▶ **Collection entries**

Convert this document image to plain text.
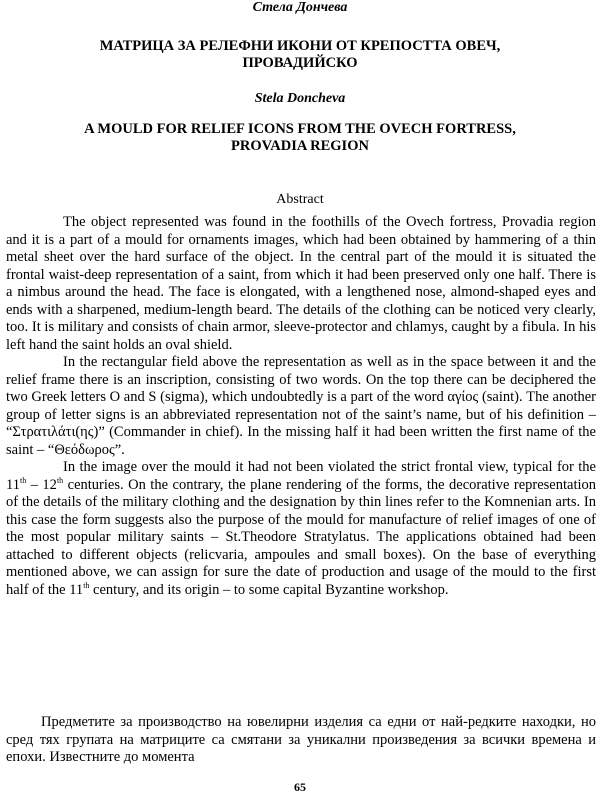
Стела Дончева
МАТРИЦА ЗА РЕЛЕФНИ ИКОНИ ОТ КРЕПОСТТА ОВЕЧ,
ПРОВАДИЙСКО
Stela Doncheva
A MOULD FOR RELIEF ICONS FROM THE OVECH FORTRESS,
PROVADIA REGION
Abstract

The object represented was found in the foothills of the Ovech fortress, Provadia region and it is a part of a mould for ornaments images, which had been obtained by hammering of a thin metal sheet over the hard surface of the object. In the central part of the mould it is situated the frontal waist-deep representation of a saint, from which it had been preserved only one half. There is a nimbus around the head. The face is elongated, with a lengthened nose, almond-shaped eyes and ends with a sharpened, medium-length beard. The details of the clothing can be noticed very clearly, too. It is military and consists of chain armor, sleeve-protector and chlamys, caught by a fibula. In his left hand the saint holds an oval shield.

In the rectangular field above the representation as well as in the space between it and the relief frame there is an inscription, consisting of two words. On the top there can be deciphered the two Greek letters O and S (sigma), which undoubtedly is a part of the word αγίος (saint). The another group of letter signs is an abbreviated representation not of the saint’s name, but of his definition – “Στρατιλάτι(ης)” (Commander in chief). In the missing half it had been written the first name of the saint – “Θεόδωρος”.

In the image over the mould it had not been violated the strict frontal view, typical for the 11th – 12th centuries. On the contrary, the plane rendering of the forms, the decorative representation of the details of the military clothing and the designation by thin lines refer to the Komnenian arts. In this case the form suggests also the purpose of the mould for manufacture of relief images of one of the most popular military saints – St.Theodore Stratylatus. The applications obtained had been attached to different objects (relicvaria, ampoules and small boxes). On the base of everything mentioned above, we can assign for sure the date of production and usage of the mould to the first half of the 11th century, and its origin – to some capital Byzantine workshop.

Предметите за производство на ювелирни изделия са едни от най-редките находки, но сред тях групата на матриците са смятани за уникални произведения за всички времена и епохи. Известните до момента

65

▶ **Required task**
Print out the material word for word, omitting the pictures.

▶ **Response**
Convert this document image to plain text.
Стела Дончева
МАТРИЦА ЗА РЕЛЕФНИ ИКОНИ ОТ КРЕПОСТТА ОВЕЧ,
ПРОВАДИЙСКО
Stela Doncheva
A MOULD FOR RELIEF ICONS FROM THE OVECH FORTRESS,
PROVADIA REGION
Abstract

The object represented was found in the foothills of the Ovech fortress, Provadia region and it is a part of a mould for ornaments images, which had been obtained by hammering of a thin metal sheet over the hard surface of the object. In the central part of the mould it is situated the frontal waist-deep representation of a saint, from which it had been preserved only one half. There is a nimbus around the head. The face is elongated, with a lengthened nose, almond-shaped eyes and ends with a sharpened, medium-length beard. The details of the clothing can be noticed very clearly, too. It is military and consists of chain armor, sleeve-protector and chlamys, caught by a fibula. In his left hand the saint holds an oval shield.

In the rectangular field above the representation as well as in the space between it and the relief frame there is an inscription, consisting of two words. On the top there can be deciphered the two Greek letters O and S (sigma), which undoubtedly is a part of the word αγίος (saint). The another group of letter signs is an abbreviated representation not of the saint’s name, but of his definition – “Στρατιλάτι(ης)” (Commander in chief). In the missing half it had been written the first name of the saint – “Θεόδωρος”.

In the image over the mould it had not been violated the strict frontal view, typical for the 11th – 12th centuries. On the contrary, the plane rendering of the forms, the decorative representation of the details of the military clothing and the designation by thin lines refer to the Komnenian arts. In this case the form suggests also the purpose of the mould for manufacture of relief images of one of the most popular military saints – St.Theodore Stratylatus. The applications obtained had been attached to different objects (relicvaria, ampoules and small boxes). On the base of everything mentioned above, we can assign for sure the date of production and usage of the mould to the first half of the 11th century, and its origin – to some capital Byzantine workshop.

Предметите за производство на ювелирни изделия са едни от най-редките находки, но сред тях групата на матриците са смятани за уникални произведения за всички времена и епохи. Известните до момента

65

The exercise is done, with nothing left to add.